§ **Your task**: Filter these entries so that only lines with the word "screenshot" remain.

§ **Data in this exercise**:
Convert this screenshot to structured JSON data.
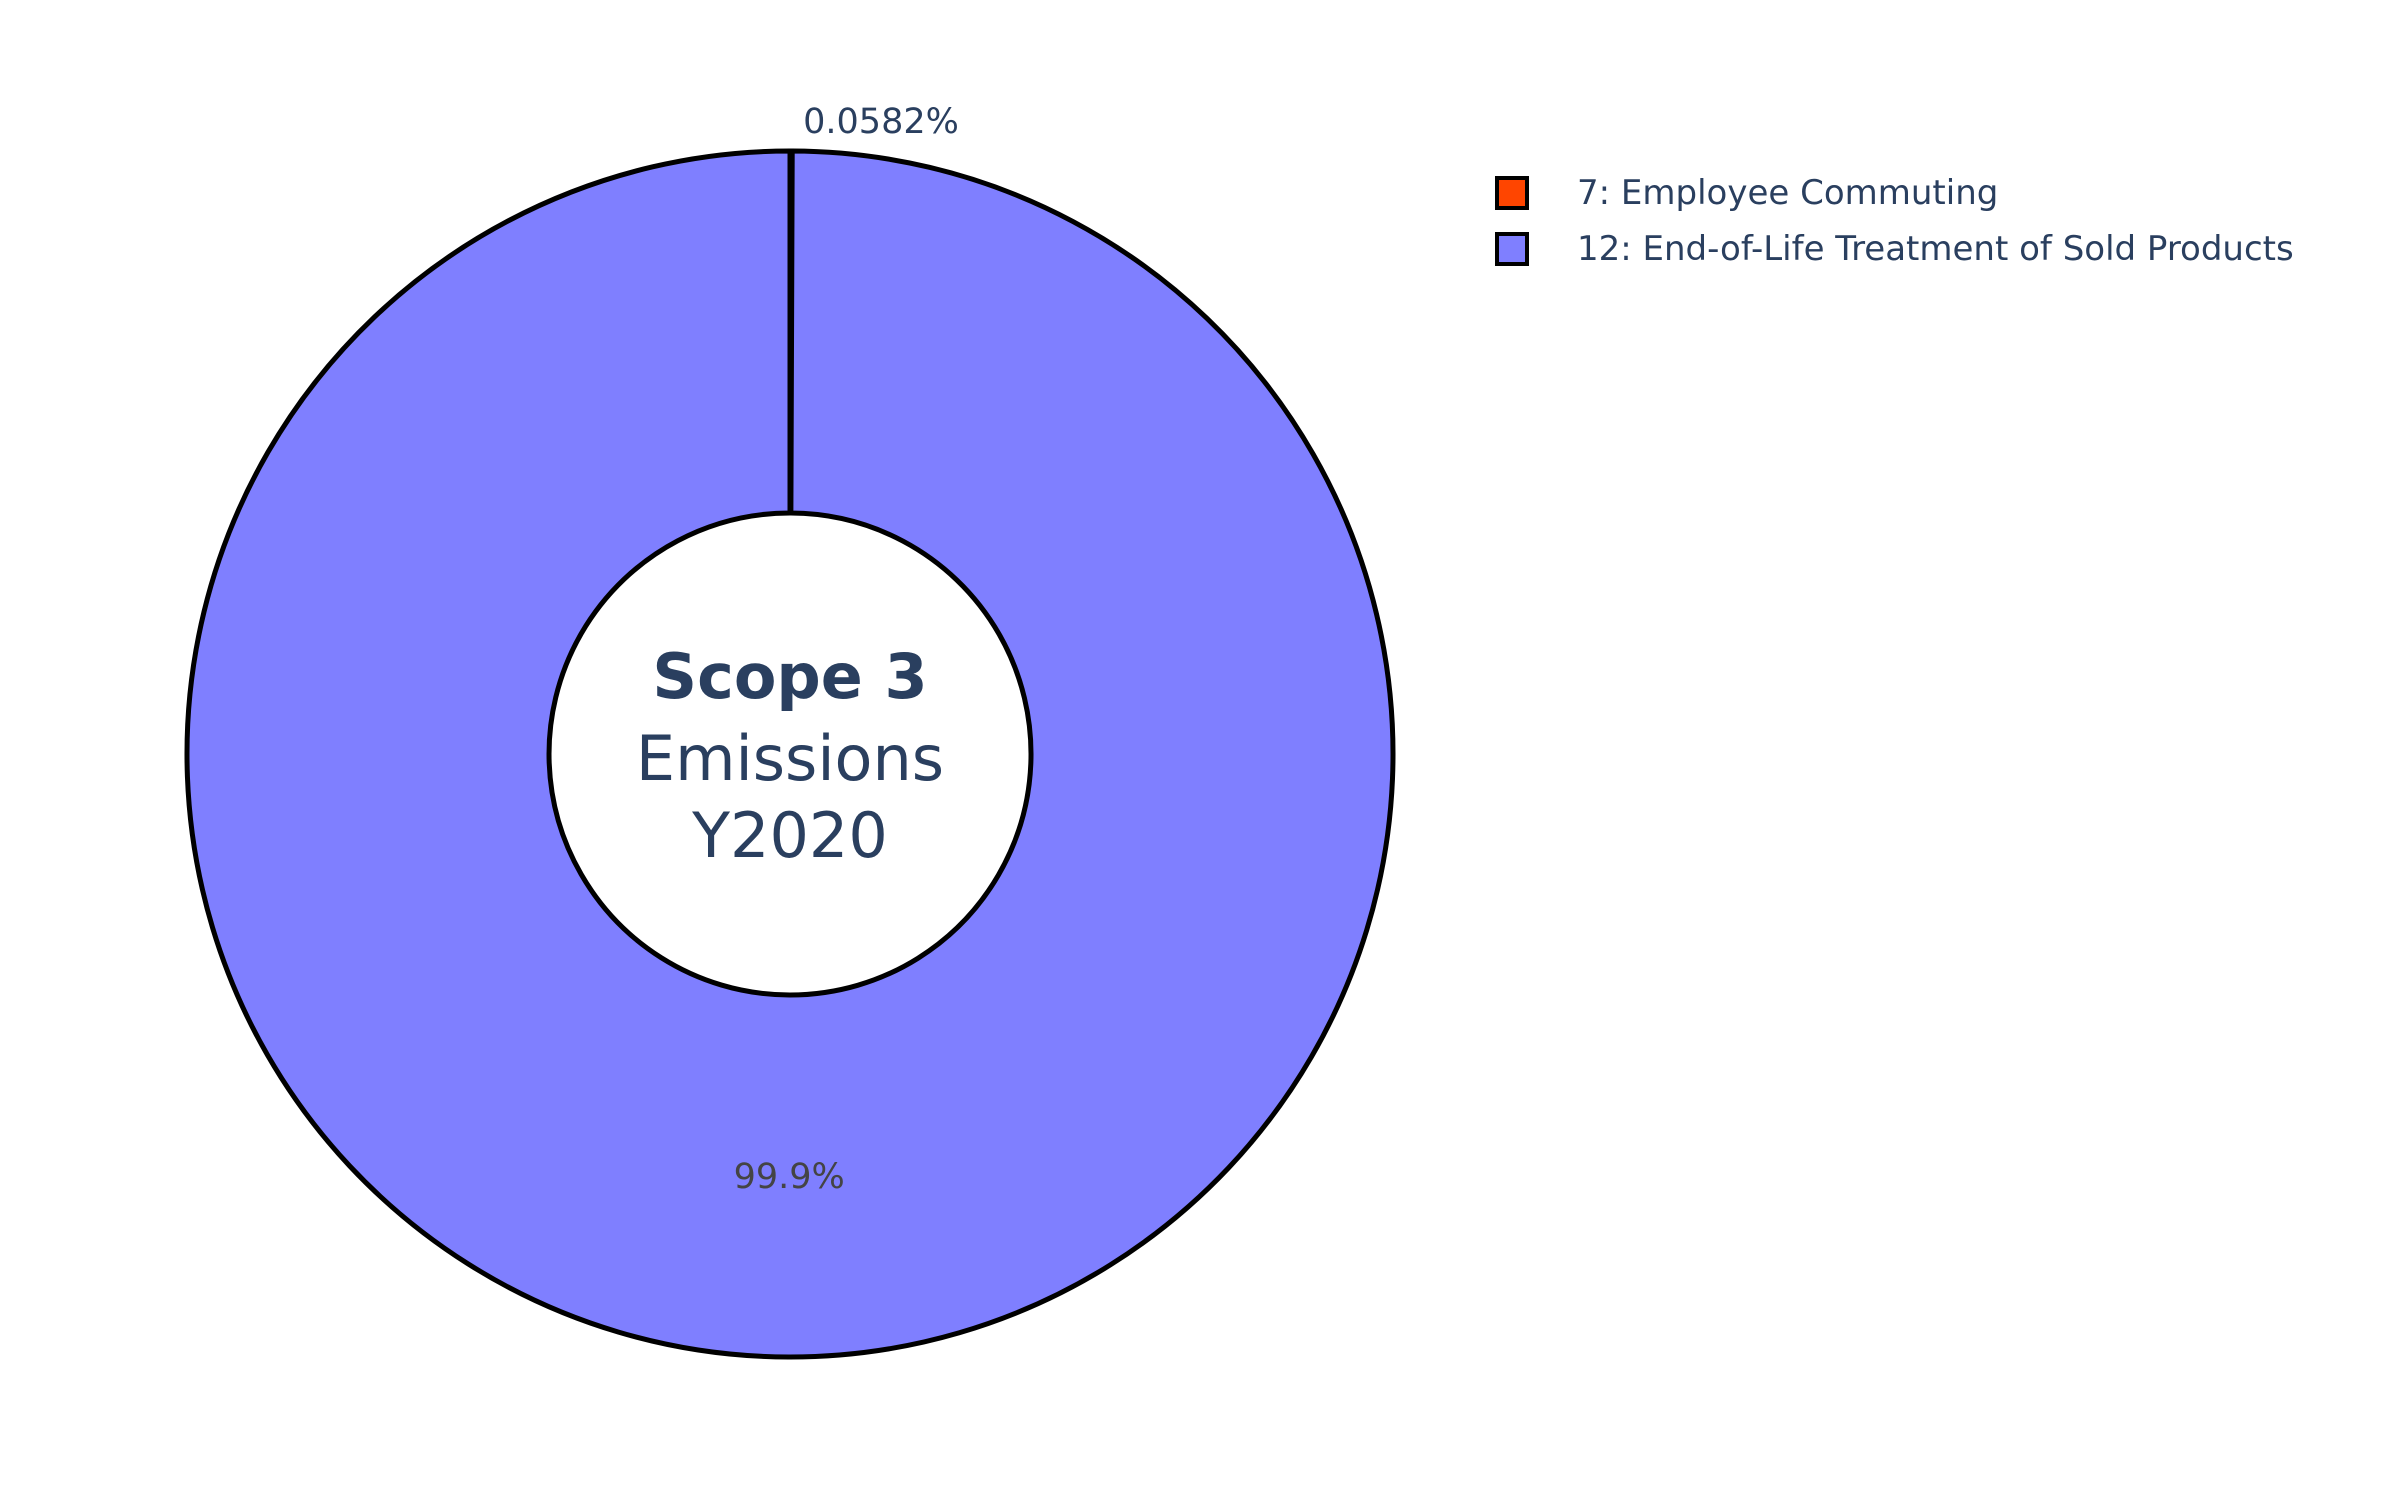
{
  "chart_data": {
    "type": "pie",
    "hole": true,
    "center_text": {
      "line1": "Scope 3",
      "line2": "Emissions",
      "line3": "Y2020"
    },
    "slices": [
      {
        "label": "7: Employee Commuting",
        "percent": 0.0582,
        "percent_label": "0.0582%",
        "color": "#ff4500"
      },
      {
        "label": "12: End-of-Life Treatment of Sold Products",
        "percent": 99.9418,
        "percent_label": "99.9%",
        "color": "#7f7fff"
      }
    ],
    "legend_position": "top-right",
    "text_color": "#2a3f5f",
    "outline_color": "#000000"
  }
}
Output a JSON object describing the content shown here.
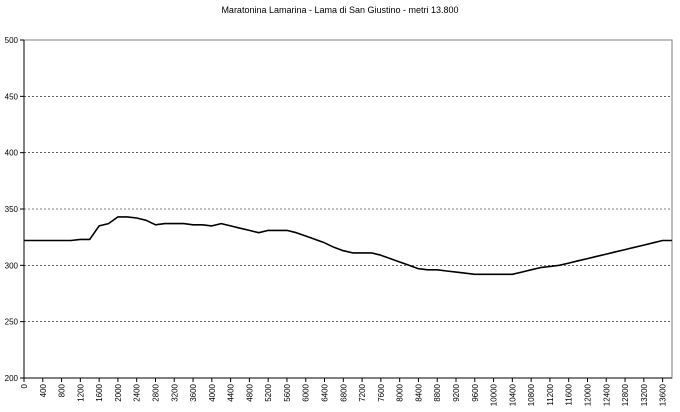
{
  "chart_data": {
    "type": "line",
    "title": "Maratonina Lamarina - Lama di San Giustino - metri 13.800",
    "xlabel": "",
    "ylabel": "",
    "ylim": [
      200,
      500
    ],
    "yticks": [
      500,
      450,
      400,
      350,
      300,
      250,
      200
    ],
    "xticks": [
      "0",
      "400",
      "800",
      "1200",
      "1600",
      "2000",
      "2400",
      "2800",
      "3200",
      "3600",
      "4000",
      "4400",
      "4800",
      "5200",
      "5600",
      "6000",
      "6400",
      "6800",
      "7200",
      "7600",
      "8000",
      "8400",
      "8800",
      "9200",
      "9600",
      "10000",
      "10400",
      "10800",
      "11200",
      "11600",
      "12000",
      "12400",
      "12800",
      "13200",
      "13600"
    ],
    "grid": true,
    "series": [
      {
        "values": [
          [
            0,
            322
          ],
          [
            200,
            322
          ],
          [
            400,
            322
          ],
          [
            600,
            322
          ],
          [
            800,
            322
          ],
          [
            1000,
            322
          ],
          [
            1200,
            323
          ],
          [
            1400,
            323
          ],
          [
            1600,
            335
          ],
          [
            1800,
            337
          ],
          [
            2000,
            343
          ],
          [
            2200,
            343
          ],
          [
            2400,
            342
          ],
          [
            2600,
            340
          ],
          [
            2800,
            336
          ],
          [
            3000,
            337
          ],
          [
            3200,
            337
          ],
          [
            3400,
            337
          ],
          [
            3600,
            336
          ],
          [
            3800,
            336
          ],
          [
            4000,
            335
          ],
          [
            4200,
            337
          ],
          [
            4400,
            335
          ],
          [
            4600,
            333
          ],
          [
            4800,
            331
          ],
          [
            5000,
            329
          ],
          [
            5200,
            331
          ],
          [
            5400,
            331
          ],
          [
            5600,
            331
          ],
          [
            5800,
            329
          ],
          [
            6000,
            326
          ],
          [
            6200,
            323
          ],
          [
            6400,
            320
          ],
          [
            6600,
            316
          ],
          [
            6800,
            313
          ],
          [
            7000,
            311
          ],
          [
            7200,
            311
          ],
          [
            7400,
            311
          ],
          [
            7600,
            309
          ],
          [
            7800,
            306
          ],
          [
            8000,
            303
          ],
          [
            8200,
            300
          ],
          [
            8400,
            297
          ],
          [
            8600,
            296
          ],
          [
            8800,
            296
          ],
          [
            9000,
            295
          ],
          [
            9200,
            294
          ],
          [
            9400,
            293
          ],
          [
            9600,
            292
          ],
          [
            9800,
            292
          ],
          [
            10000,
            292
          ],
          [
            10200,
            292
          ],
          [
            10400,
            292
          ],
          [
            10600,
            294
          ],
          [
            10800,
            296
          ],
          [
            11000,
            298
          ],
          [
            11200,
            299
          ],
          [
            11400,
            300
          ],
          [
            11600,
            302
          ],
          [
            11800,
            304
          ],
          [
            12000,
            306
          ],
          [
            12200,
            308
          ],
          [
            12400,
            310
          ],
          [
            12600,
            312
          ],
          [
            12800,
            314
          ],
          [
            13000,
            316
          ],
          [
            13200,
            318
          ],
          [
            13400,
            320
          ],
          [
            13600,
            322
          ],
          [
            13800,
            322
          ]
        ]
      }
    ]
  }
}
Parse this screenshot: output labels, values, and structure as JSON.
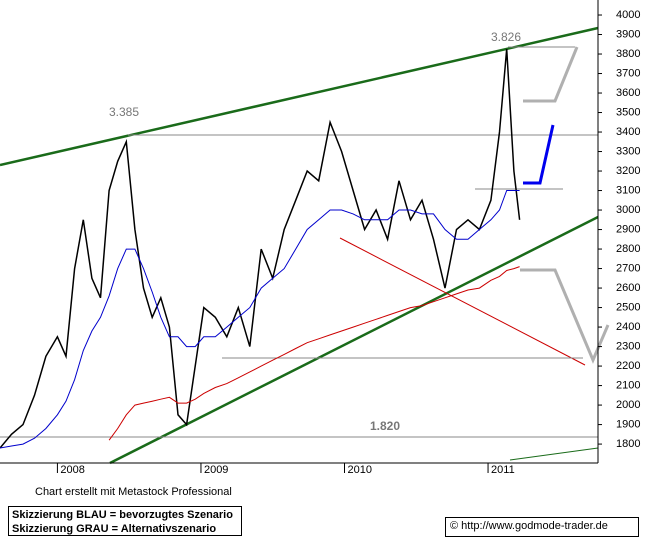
{
  "chart_data": {
    "type": "line",
    "annotations": [
      "3.385",
      "3.826",
      "1.820"
    ],
    "x": [
      2007.6,
      2007.68,
      2007.76,
      2007.84,
      2007.92,
      2008.0,
      2008.06,
      2008.12,
      2008.18,
      2008.24,
      2008.3,
      2008.36,
      2008.42,
      2008.48,
      2008.54,
      2008.6,
      2008.66,
      2008.72,
      2008.78,
      2008.84,
      2008.9,
      2008.96,
      2009.02,
      2009.1,
      2009.18,
      2009.26,
      2009.34,
      2009.42,
      2009.5,
      2009.58,
      2009.66,
      2009.74,
      2009.82,
      2009.9,
      2009.98,
      2010.06,
      2010.14,
      2010.22,
      2010.3,
      2010.38,
      2010.46,
      2010.54,
      2010.62,
      2010.7,
      2010.78,
      2010.86,
      2010.94,
      2011.02,
      2011.08,
      2011.13,
      2011.18,
      2011.22
    ],
    "series": [
      {
        "color": "#000000",
        "values": [
          1780,
          1850,
          1900,
          2050,
          2250,
          2350,
          2250,
          2700,
          2950,
          2650,
          2550,
          3100,
          3250,
          3350,
          2900,
          2600,
          2450,
          2550,
          2400,
          1950,
          1900,
          2200,
          2500,
          2450,
          2350,
          2500,
          2300,
          2800,
          2650,
          2900,
          3050,
          3200,
          3150,
          3450,
          3300,
          3100,
          2900,
          3000,
          2850,
          3150,
          2950,
          3050,
          2850,
          2600,
          2900,
          2950,
          2900,
          3050,
          3400,
          3826,
          3200,
          2950
        ]
      },
      {
        "color": "#0000cc",
        "values": [
          1780,
          1790,
          1800,
          1830,
          1880,
          1950,
          2020,
          2130,
          2280,
          2380,
          2450,
          2560,
          2700,
          2800,
          2800,
          2700,
          2580,
          2450,
          2350,
          2350,
          2300,
          2300,
          2350,
          2350,
          2400,
          2450,
          2500,
          2600,
          2650,
          2700,
          2800,
          2900,
          2950,
          3000,
          3000,
          2980,
          2950,
          2950,
          2950,
          3000,
          3000,
          2980,
          2980,
          2900,
          2850,
          2850,
          2900,
          2950,
          3000,
          3100,
          3100,
          3100
        ]
      },
      {
        "color": "#cc0000",
        "values": [
          null,
          null,
          null,
          null,
          null,
          null,
          null,
          null,
          null,
          null,
          null,
          1820,
          1880,
          1950,
          2000,
          2010,
          2020,
          2030,
          2040,
          2010,
          2010,
          2030,
          2060,
          2090,
          2110,
          2140,
          2170,
          2200,
          2230,
          2260,
          2290,
          2320,
          2340,
          2360,
          2380,
          2400,
          2420,
          2440,
          2460,
          2480,
          2500,
          2510,
          2530,
          2550,
          2570,
          2590,
          2600,
          2640,
          2660,
          2690,
          2700,
          2710
        ]
      }
    ],
    "xlim": [
      2007.6,
      2011.766
    ],
    "xticks": [
      2008,
      2009,
      2010,
      2011
    ],
    "ylim": [
      1703,
      4077
    ],
    "yticks": [
      1800,
      1900,
      2000,
      2100,
      2200,
      2300,
      2400,
      2500,
      2600,
      2700,
      2800,
      2900,
      3000,
      3100,
      3200,
      3300,
      3400,
      3500,
      3600,
      3700,
      3800,
      3900,
      4000
    ]
  },
  "footer": {
    "credit": "Chart erstellt mit Metastock Professional",
    "legend": [
      "Skizzierung BLAU = bevorzugtes Szenario",
      "Skizzierung GRAU = Alternativszenario"
    ],
    "copyright": "© http://www.godmode-trader.de"
  }
}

§ **Expected answer**:
Convert this screenshot to structured JSON data.
Parse this screenshot: output labels, values, and structure as JSON.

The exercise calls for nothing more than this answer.